**Deine Aufgaben:**
A) Gib aus dem Text über das Pariser Museumsgebäude den Abschnitt von „Die Röhren sind“ bis einschließlich „es überhaupt betrittst.“ wortgetreu wieder.
B) Schreibe den Text über das Pariser Museumsgebäude im Anschluss an seinen letzten Satz weiter.

Von der Idee des Präsidenten zur Eröffnung
Georges Pompidou brachte die Idee 1969 auf den Weg: einen Ort im Zentrum von Paris, an dem bildende Kunst, Musik, Bücher, Film und Forschung zusammentreffen. Renzo Piano und Richard Rogers gewannen den Architekturwettbewerb 1971, die Bauarbeiten begannen im Mai 1972, und der Präsident starb 1974, bevor er das Ergebnis sehen konnte. Als das Gebäude am 31. Januar 1977 eröffnete, wurde die Neugier fast sofort zu einem Pariser Phänomen.
Die Röhren sind der Lageplan
Die Fassade ist keine Dekoration, die nur technisch wirken will. Sie macht die Logik des Gebäudes öffentlich: Blau steht für Luft, Gelb für Elektrizität, Grün für Wasser und Rot für Bewegung über Rolltreppen und Aufzüge. Deshalb funktioniert eine Außenführung auch während der Schließung. Auf der Piazza kannst du das Museum lesen, bevor du es überhaupt betrittst.

**Vorliegendes Material:**

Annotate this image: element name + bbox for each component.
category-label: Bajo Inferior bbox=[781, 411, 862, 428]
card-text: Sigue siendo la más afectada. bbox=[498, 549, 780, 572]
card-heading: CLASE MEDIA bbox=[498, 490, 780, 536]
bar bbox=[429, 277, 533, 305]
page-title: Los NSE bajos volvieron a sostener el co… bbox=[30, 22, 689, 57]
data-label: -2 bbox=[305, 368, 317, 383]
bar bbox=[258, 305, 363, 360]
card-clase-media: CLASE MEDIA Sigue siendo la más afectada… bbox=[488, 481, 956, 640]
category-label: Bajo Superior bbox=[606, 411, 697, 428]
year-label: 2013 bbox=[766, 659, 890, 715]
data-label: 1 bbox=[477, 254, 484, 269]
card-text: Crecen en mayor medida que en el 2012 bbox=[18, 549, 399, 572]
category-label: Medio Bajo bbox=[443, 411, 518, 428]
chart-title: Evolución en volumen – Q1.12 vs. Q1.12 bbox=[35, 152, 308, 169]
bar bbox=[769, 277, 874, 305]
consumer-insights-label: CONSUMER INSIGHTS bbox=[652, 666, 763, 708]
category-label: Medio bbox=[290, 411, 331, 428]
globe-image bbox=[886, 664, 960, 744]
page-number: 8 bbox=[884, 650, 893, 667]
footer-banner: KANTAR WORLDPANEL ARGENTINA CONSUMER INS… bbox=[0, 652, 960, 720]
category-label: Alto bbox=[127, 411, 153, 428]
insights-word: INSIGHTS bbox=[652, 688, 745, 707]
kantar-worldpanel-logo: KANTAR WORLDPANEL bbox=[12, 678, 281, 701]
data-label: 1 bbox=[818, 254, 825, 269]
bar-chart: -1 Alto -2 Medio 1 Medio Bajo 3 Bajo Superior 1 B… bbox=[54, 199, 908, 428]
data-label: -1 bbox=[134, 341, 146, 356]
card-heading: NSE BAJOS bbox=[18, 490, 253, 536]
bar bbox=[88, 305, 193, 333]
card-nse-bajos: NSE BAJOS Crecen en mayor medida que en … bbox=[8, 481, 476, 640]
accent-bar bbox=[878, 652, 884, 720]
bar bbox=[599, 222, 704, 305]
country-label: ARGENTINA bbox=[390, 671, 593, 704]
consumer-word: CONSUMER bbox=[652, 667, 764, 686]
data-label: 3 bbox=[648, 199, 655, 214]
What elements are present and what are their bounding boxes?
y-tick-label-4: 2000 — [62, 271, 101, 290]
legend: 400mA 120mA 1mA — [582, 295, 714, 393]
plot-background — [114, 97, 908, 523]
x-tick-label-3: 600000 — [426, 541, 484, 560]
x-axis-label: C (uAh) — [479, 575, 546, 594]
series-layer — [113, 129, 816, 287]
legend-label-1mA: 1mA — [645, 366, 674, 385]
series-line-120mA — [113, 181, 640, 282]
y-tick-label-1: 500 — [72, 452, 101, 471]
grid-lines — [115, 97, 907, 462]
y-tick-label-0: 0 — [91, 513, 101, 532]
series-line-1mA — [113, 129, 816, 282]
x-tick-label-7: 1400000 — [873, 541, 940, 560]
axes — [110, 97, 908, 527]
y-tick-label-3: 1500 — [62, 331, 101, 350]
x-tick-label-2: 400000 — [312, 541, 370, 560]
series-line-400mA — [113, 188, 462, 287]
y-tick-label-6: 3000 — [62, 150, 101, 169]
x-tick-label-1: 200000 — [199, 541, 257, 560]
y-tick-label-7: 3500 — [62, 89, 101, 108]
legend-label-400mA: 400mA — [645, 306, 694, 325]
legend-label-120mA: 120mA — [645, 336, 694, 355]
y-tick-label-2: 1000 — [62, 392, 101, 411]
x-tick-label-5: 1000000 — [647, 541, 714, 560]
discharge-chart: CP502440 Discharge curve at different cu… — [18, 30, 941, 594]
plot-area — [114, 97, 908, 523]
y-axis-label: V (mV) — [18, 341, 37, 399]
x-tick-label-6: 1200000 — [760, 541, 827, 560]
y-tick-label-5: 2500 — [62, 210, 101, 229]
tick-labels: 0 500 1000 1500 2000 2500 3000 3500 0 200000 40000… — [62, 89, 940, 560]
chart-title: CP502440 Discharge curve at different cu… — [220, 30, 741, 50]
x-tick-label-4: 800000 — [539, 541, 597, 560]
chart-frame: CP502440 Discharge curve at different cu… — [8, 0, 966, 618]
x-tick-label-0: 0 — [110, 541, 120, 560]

**Deine Antworten:**
A)
Die Röhren sind der Lageplan
Die Fassade ist keine Dekoration, die nur technisch wirken will. Sie macht die Logik des Gebäudes öffentlich: Blau steht für Luft, Gelb für Elektrizität, Grün für Wasser und Rot für Bewegung über Rolltreppen und Aufzüge. Deshalb funktioniert eine Außenführung auch während der Schließung. Auf der Piazza kannst du das Museum lesen, bevor du es überhaupt betrittst.

B)
Die Piazza hält die Stadt im Museum
Die breite Piazza wurde als Scharnier zwischen Stadt und Gebäude gedacht, und genau diese Aufgabe erfüllt sie auch bei geschlossenen Türen. Straßenmusik, Skater, Bauzäune, Wege zu Cafés und die nahe Fontaine Stravinsky verhindern, dass der Ort stillsteht. Beim ersten Besuch lohnt es sich, einen Schritt zurückzugehen und zu sehen, wie Beaubourg das alte Straßenmuster unterbricht, ohne das Zentrum von Paris hinter sich zu lassen.
Europas Kraftzentrum moderner Kunst
Die Sammlung bleibt der Grund, warum so viele Reisende das Centre Pompidou sehen möchten: mehr als 120.000 Werke, von Constantin Brancusi, Marcel Duchamp und Henri Matisse bis zu Frida Kahlo, Wassily Kandinsky, Niki de Saint Phalle und zeitgenössischen Szenen weit über Westeuropa hinaus. Während der Schließung geht diese Stärke auf Reisen. Verstehe Constellation als Sammlung in Bewegung, nicht als Trostpreis.